==== Input records
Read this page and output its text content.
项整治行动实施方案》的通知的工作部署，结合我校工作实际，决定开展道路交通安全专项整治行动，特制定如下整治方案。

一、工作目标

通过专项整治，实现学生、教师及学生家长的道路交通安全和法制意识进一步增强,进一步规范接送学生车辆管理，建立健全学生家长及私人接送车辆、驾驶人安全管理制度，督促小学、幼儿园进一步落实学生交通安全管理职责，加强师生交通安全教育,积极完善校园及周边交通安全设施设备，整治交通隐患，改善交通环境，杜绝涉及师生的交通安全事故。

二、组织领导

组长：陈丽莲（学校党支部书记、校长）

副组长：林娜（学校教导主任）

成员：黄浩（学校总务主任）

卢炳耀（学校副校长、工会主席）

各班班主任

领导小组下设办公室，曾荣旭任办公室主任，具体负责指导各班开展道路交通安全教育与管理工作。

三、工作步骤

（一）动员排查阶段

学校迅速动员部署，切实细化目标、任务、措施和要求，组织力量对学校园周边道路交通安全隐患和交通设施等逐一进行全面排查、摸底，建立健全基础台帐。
========
_Directions for this task:_
Set all of the entries down again, exactly as they were given.

_Exercise response:_
Read this page and output its text content.
项整治行动实施方案》的通知的工作部署，结合我校工作实际，决定开展道路交通安全专项整治行动，特制定如下整治方案。

一、工作目标

通过专项整治，实现学生、教师及学生家长的道路交通安全和法制意识进一步增强,进一步规范接送学生车辆管理，建立健全学生家长及私人接送车辆、驾驶人安全管理制度，督促小学、幼儿园进一步落实学生交通安全管理职责，加强师生交通安全教育,积极完善校园及周边交通安全设施设备，整治交通隐患，改善交通环境，杜绝涉及师生的交通安全事故。

二、组织领导

组长：陈丽莲（学校党支部书记、校长）

副组长：林娜（学校教导主任）

成员：黄浩（学校总务主任）

卢炳耀（学校副校长、工会主席）

各班班主任

领导小组下设办公室，曾荣旭任办公室主任，具体负责指导各班开展道路交通安全教育与管理工作。

三、工作步骤

（一）动员排查阶段

学校迅速动员部署，切实细化目标、任务、措施和要求，组织力量对学校园周边道路交通安全隐患和交通设施等逐一进行全面排查、摸底，建立健全基础台帐。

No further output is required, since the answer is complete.